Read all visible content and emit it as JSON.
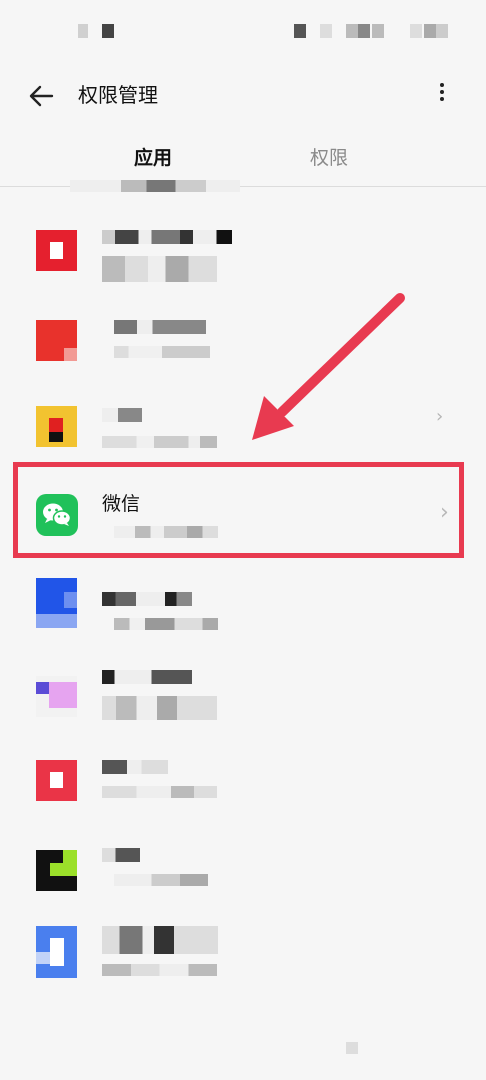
{
  "header": {
    "title": "权限管理"
  },
  "tabs": [
    {
      "label": "应用",
      "active": true
    },
    {
      "label": "权限",
      "active": false
    }
  ],
  "highlighted_app": {
    "name": "微信"
  },
  "annotation": {
    "color": "#e83a50"
  },
  "icons": {
    "back": "arrow-left-icon",
    "more": "more-vertical-icon",
    "chevron": "chevron-right-icon",
    "wechat": "wechat-icon"
  },
  "colors": {
    "wechat_green": "#20c15a",
    "highlight": "#e83a50",
    "background": "#f6f6f6"
  }
}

* * * *

* **Directions for this task**: The records above should be reproduced exactly, with no pictures included.

* **Written answer**:
Read all visible content and emit it as JSON.
{
  "header": {
    "title": "权限管理"
  },
  "tabs": [
    {
      "label": "应用",
      "active": true
    },
    {
      "label": "权限",
      "active": false
    }
  ],
  "highlighted_app": {
    "name": "微信"
  },
  "annotation": {
    "color": "#e83a50"
  },
  "icons": {
    "back": "arrow-left-icon",
    "more": "more-vertical-icon",
    "chevron": "chevron-right-icon",
    "wechat": "wechat-icon"
  },
  "colors": {
    "wechat_green": "#20c15a",
    "highlight": "#e83a50",
    "background": "#f6f6f6"
  }
}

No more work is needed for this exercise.